EXERCISE INPUTS:
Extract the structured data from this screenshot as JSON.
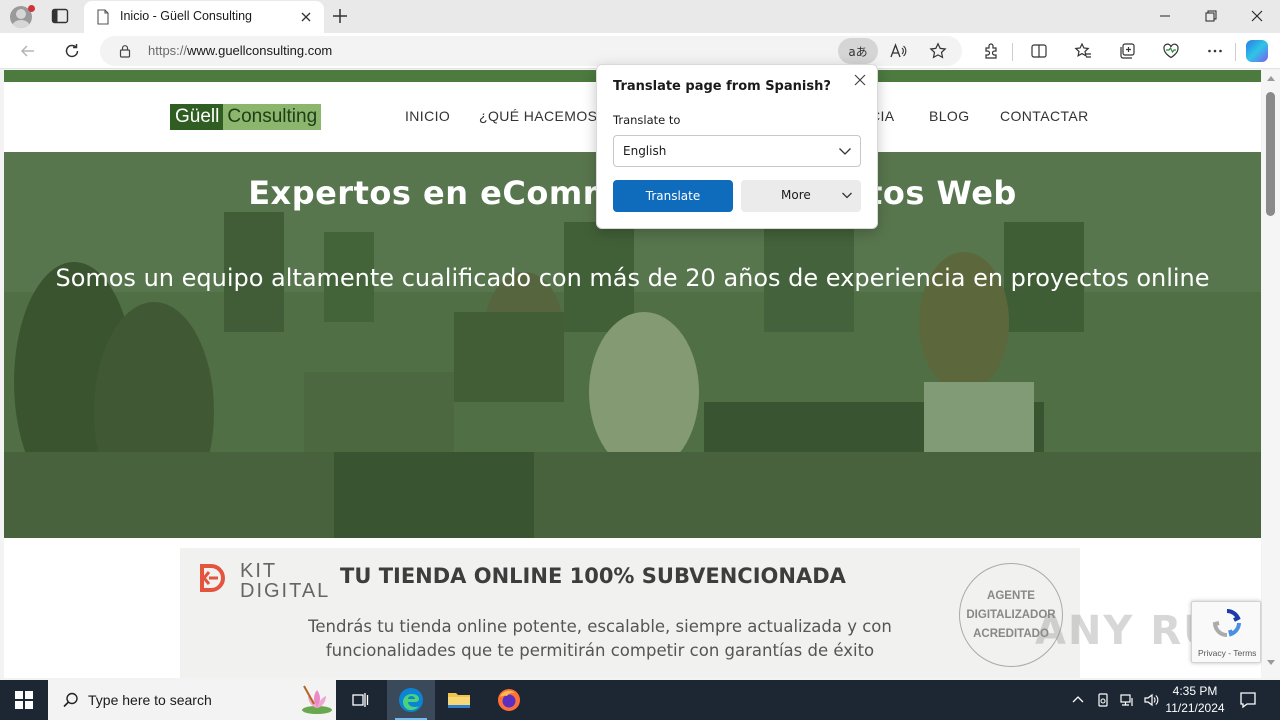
{
  "browser": {
    "tab_title": "Inicio - Güell Consulting",
    "url_prefix": "https://",
    "url_host": "www.guellconsulting.com",
    "translate_glyph": "aあ"
  },
  "site": {
    "logo_part1": "Güell",
    "logo_part2": "Consulting",
    "menu": [
      "INICIO",
      "¿QUÉ HACEMOS",
      "CIA",
      "BLOG",
      "CONTACTAR"
    ],
    "hero_title": "Expertos en eCommerce y Proyectos Web",
    "hero_subtitle": "Somos un equipo altamente cualificado con más de 20 años de experiencia en proyectos online",
    "kit_word1": "KIT",
    "kit_word2": "DIGITAL",
    "kit_title": "TU TIENDA ONLINE 100% SUBVENCIONADA",
    "kit_text": "Tendrás tu tienda online potente, escalable, siempre actualizada y con funcionalidades que te permitirán competir con garantías de éxito",
    "kit_badge": [
      "AGENTE",
      "DIGITALIZADOR",
      "ACREDITADO"
    ],
    "recaptcha_text": "Privacy - Terms",
    "watermark": "ANY RUN"
  },
  "translate_popup": {
    "title": "Translate page from Spanish?",
    "label": "Translate to",
    "selected_language": "English",
    "translate_button": "Translate",
    "more_button": "More"
  },
  "taskbar": {
    "search_placeholder": "Type here to search",
    "time": "4:35 PM",
    "date": "11/21/2024"
  },
  "colors": {
    "accent_blue": "#0f6cbd",
    "site_green": "#4c7a3f",
    "taskbar": "#1c2733"
  }
}
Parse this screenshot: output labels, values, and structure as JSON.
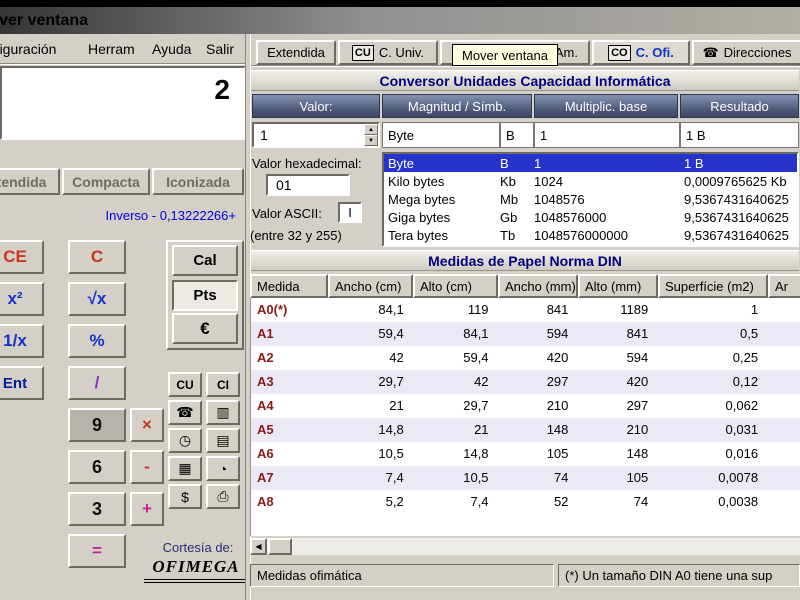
{
  "window": {
    "title": "Mover ventana"
  },
  "icons": {
    "spinner_up": "▲",
    "spinner_down": "▼",
    "scroll_left": "◀",
    "phone": "☎"
  },
  "palette": {
    "accent_navy": "#000080",
    "selection_blue": "#2634cc",
    "medida_red": "#8b1a1a",
    "active_tab_blue": "#1133cc",
    "tooltip_yellow": "#ffffe1",
    "window_gray": "#d4d0c8"
  },
  "left": {
    "menu": [
      "Configuración",
      "Herram",
      "Ayuda",
      "Salir"
    ],
    "display_value": "2",
    "view_tabs": [
      "Extendida",
      "Compacta",
      "Iconizada"
    ],
    "inverse_label": "Inverso - 0,13222266+",
    "calc": {
      "colA": [
        "CE",
        "x²",
        "1/x",
        "Ent"
      ],
      "colB": [
        "C",
        "√x",
        "%",
        "/",
        "9",
        "6",
        "3",
        "="
      ],
      "colC": [
        "×",
        "-",
        "+"
      ],
      "side": [
        "Cal",
        "Pts",
        "€"
      ],
      "mini": [
        "CU",
        "CI",
        "☎",
        "▥",
        "◷",
        "▤",
        "▦",
        "◔",
        "$",
        "⎙"
      ]
    },
    "courtesy": "Cortesía de:",
    "logo": "OFIMEGA"
  },
  "right": {
    "tabs": [
      {
        "label": "Extendida"
      },
      {
        "badge": "CU",
        "label": "C. Univ."
      },
      {
        "label": "C. Am."
      },
      {
        "badge": "CO",
        "label": "C. Ofi."
      },
      {
        "label": "Direcciones"
      }
    ],
    "tooltip": "Mover ventana",
    "converter": {
      "title": "Conversor Unidades Capacidad Informática",
      "col_headers": [
        "Valor:",
        "Magnitud / Símb.",
        "Multiplic. base",
        "Resultado"
      ],
      "value_input": "1",
      "selected_magnitude": "Byte",
      "selected_symbol": "B",
      "selected_base": "1",
      "selected_result": "1 B",
      "hex_label": "Valor hexadecimal:",
      "hex_value": "01",
      "ascii_label": "Valor ASCII:",
      "ascii_value": "I",
      "ascii_hint": "(entre 32 y 255)",
      "rows": [
        {
          "name": "Byte",
          "sym": "B",
          "base": "1",
          "result": "1 B"
        },
        {
          "name": "Kilo bytes",
          "sym": "Kb",
          "base": "1024",
          "result": "0,0009765625 Kb"
        },
        {
          "name": "Mega bytes",
          "sym": "Mb",
          "base": "1048576",
          "result": "9,5367431640625"
        },
        {
          "name": "Giga bytes",
          "sym": "Gb",
          "base": "1048576000",
          "result": "9,5367431640625"
        },
        {
          "name": "Tera bytes",
          "sym": "Tb",
          "base": "1048576000000",
          "result": "9,5367431640625"
        }
      ]
    },
    "paper": {
      "title": "Medidas de Papel Norma DIN",
      "col_headers": [
        "Medida",
        "Ancho (cm)",
        "Alto (cm)",
        "Ancho (mm)",
        "Alto (mm)",
        "Superfície (m2)",
        "Ar"
      ],
      "rows": [
        {
          "medida": "A0(*)",
          "vals": [
            "84,1",
            "119",
            "841",
            "1189",
            "1"
          ]
        },
        {
          "medida": "A1",
          "vals": [
            "59,4",
            "84,1",
            "594",
            "841",
            "0,5"
          ]
        },
        {
          "medida": "A2",
          "vals": [
            "42",
            "59,4",
            "420",
            "594",
            "0,25"
          ]
        },
        {
          "medida": "A3",
          "vals": [
            "29,7",
            "42",
            "297",
            "420",
            "0,12"
          ]
        },
        {
          "medida": "A4",
          "vals": [
            "21",
            "29,7",
            "210",
            "297",
            "0,062"
          ]
        },
        {
          "medida": "A5",
          "vals": [
            "14,8",
            "21",
            "148",
            "210",
            "0,031"
          ]
        },
        {
          "medida": "A6",
          "vals": [
            "10,5",
            "14,8",
            "105",
            "148",
            "0,016"
          ]
        },
        {
          "medida": "A7",
          "vals": [
            "7,4",
            "10,5",
            "74",
            "105",
            "0,0078"
          ]
        },
        {
          "medida": "A8",
          "vals": [
            "5,2",
            "7,4",
            "52",
            "74",
            "0,0038"
          ]
        }
      ]
    },
    "status": [
      "Medidas ofimática",
      "(*) Un tamaño DIN A0 tiene una sup"
    ]
  }
}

PROBLEM TO WORK ON:
Leave the pictures out, and print every line of the listing exactly as written.

THE COMPLETED TASK:
Extract the structured data from this screenshot as JSON.
{
  "browser": {
    "tab_title": "Inicio - Güell Consulting",
    "url_prefix": "https://",
    "url_host": "www.guellconsulting.com",
    "translate_glyph": "aあ"
  },
  "site": {
    "logo_part1": "Güell",
    "logo_part2": "Consulting",
    "menu": [
      "INICIO",
      "¿QUÉ HACEMOS",
      "CIA",
      "BLOG",
      "CONTACTAR"
    ],
    "hero_title": "Expertos en eCommerce y Proyectos Web",
    "hero_subtitle": "Somos un equipo altamente cualificado con más de 20 años de experiencia en proyectos online",
    "kit_word1": "KIT",
    "kit_word2": "DIGITAL",
    "kit_title": "TU TIENDA ONLINE 100% SUBVENCIONADA",
    "kit_text": "Tendrás tu tienda online potente, escalable, siempre actualizada y con funcionalidades que te permitirán competir con garantías de éxito",
    "kit_badge": [
      "AGENTE",
      "DIGITALIZADOR",
      "ACREDITADO"
    ],
    "recaptcha_text": "Privacy - Terms",
    "watermark": "ANY RUN"
  },
  "translate_popup": {
    "title": "Translate page from Spanish?",
    "label": "Translate to",
    "selected_language": "English",
    "translate_button": "Translate",
    "more_button": "More"
  },
  "taskbar": {
    "search_placeholder": "Type here to search",
    "time": "4:35 PM",
    "date": "11/21/2024"
  },
  "colors": {
    "accent_blue": "#0f6cbd",
    "site_green": "#4c7a3f",
    "taskbar": "#1c2733"
  }
}
Parse this screenshot: output labels, values, and structure as JSON.
{
  "window": {
    "title": "Mover ventana"
  },
  "icons": {
    "spinner_up": "▲",
    "spinner_down": "▼",
    "scroll_left": "◀",
    "phone": "☎"
  },
  "palette": {
    "accent_navy": "#000080",
    "selection_blue": "#2634cc",
    "medida_red": "#8b1a1a",
    "active_tab_blue": "#1133cc",
    "tooltip_yellow": "#ffffe1",
    "window_gray": "#d4d0c8"
  },
  "left": {
    "menu": [
      "Configuración",
      "Herram",
      "Ayuda",
      "Salir"
    ],
    "display_value": "2",
    "view_tabs": [
      "Extendida",
      "Compacta",
      "Iconizada"
    ],
    "inverse_label": "Inverso - 0,13222266+",
    "calc": {
      "colA": [
        "CE",
        "x²",
        "1/x",
        "Ent"
      ],
      "colB": [
        "C",
        "√x",
        "%",
        "/",
        "9",
        "6",
        "3",
        "="
      ],
      "colC": [
        "×",
        "-",
        "+"
      ],
      "side": [
        "Cal",
        "Pts",
        "€"
      ],
      "mini": [
        "CU",
        "CI",
        "☎",
        "▥",
        "◷",
        "▤",
        "▦",
        "◔",
        "$",
        "⎙"
      ]
    },
    "courtesy": "Cortesía de:",
    "logo": "OFIMEGA"
  },
  "right": {
    "tabs": [
      {
        "label": "Extendida"
      },
      {
        "badge": "CU",
        "label": "C. Univ."
      },
      {
        "label": "C. Am."
      },
      {
        "badge": "CO",
        "label": "C. Ofi."
      },
      {
        "label": "Direcciones"
      }
    ],
    "tooltip": "Mover ventana",
    "converter": {
      "title": "Conversor Unidades Capacidad Informática",
      "col_headers": [
        "Valor:",
        "Magnitud / Símb.",
        "Multiplic. base",
        "Resultado"
      ],
      "value_input": "1",
      "selected_magnitude": "Byte",
      "selected_symbol": "B",
      "selected_base": "1",
      "selected_result": "1 B",
      "hex_label": "Valor hexadecimal:",
      "hex_value": "01",
      "ascii_label": "Valor ASCII:",
      "ascii_value": "I",
      "ascii_hint": "(entre 32 y 255)",
      "rows": [
        {
          "name": "Byte",
          "sym": "B",
          "base": "1",
          "result": "1 B"
        },
        {
          "name": "Kilo bytes",
          "sym": "Kb",
          "base": "1024",
          "result": "0,0009765625 Kb"
        },
        {
          "name": "Mega bytes",
          "sym": "Mb",
          "base": "1048576",
          "result": "9,5367431640625"
        },
        {
          "name": "Giga bytes",
          "sym": "Gb",
          "base": "1048576000",
          "result": "9,5367431640625"
        },
        {
          "name": "Tera bytes",
          "sym": "Tb",
          "base": "1048576000000",
          "result": "9,5367431640625"
        }
      ]
    },
    "paper": {
      "title": "Medidas de Papel Norma DIN",
      "col_headers": [
        "Medida",
        "Ancho (cm)",
        "Alto (cm)",
        "Ancho (mm)",
        "Alto (mm)",
        "Superfície (m2)",
        "Ar"
      ],
      "rows": [
        {
          "medida": "A0(*)",
          "vals": [
            "84,1",
            "119",
            "841",
            "1189",
            "1"
          ]
        },
        {
          "medida": "A1",
          "vals": [
            "59,4",
            "84,1",
            "594",
            "841",
            "0,5"
          ]
        },
        {
          "medida": "A2",
          "vals": [
            "42",
            "59,4",
            "420",
            "594",
            "0,25"
          ]
        },
        {
          "medida": "A3",
          "vals": [
            "29,7",
            "42",
            "297",
            "420",
            "0,12"
          ]
        },
        {
          "medida": "A4",
          "vals": [
            "21",
            "29,7",
            "210",
            "297",
            "0,062"
          ]
        },
        {
          "medida": "A5",
          "vals": [
            "14,8",
            "21",
            "148",
            "210",
            "0,031"
          ]
        },
        {
          "medida": "A6",
          "vals": [
            "10,5",
            "14,8",
            "105",
            "148",
            "0,016"
          ]
        },
        {
          "medida": "A7",
          "vals": [
            "7,4",
            "10,5",
            "74",
            "105",
            "0,0078"
          ]
        },
        {
          "medida": "A8",
          "vals": [
            "5,2",
            "7,4",
            "52",
            "74",
            "0,0038"
          ]
        }
      ]
    },
    "status": [
      "Medidas ofimática",
      "(*) Un tamaño DIN A0 tiene una sup"
    ]
  }
}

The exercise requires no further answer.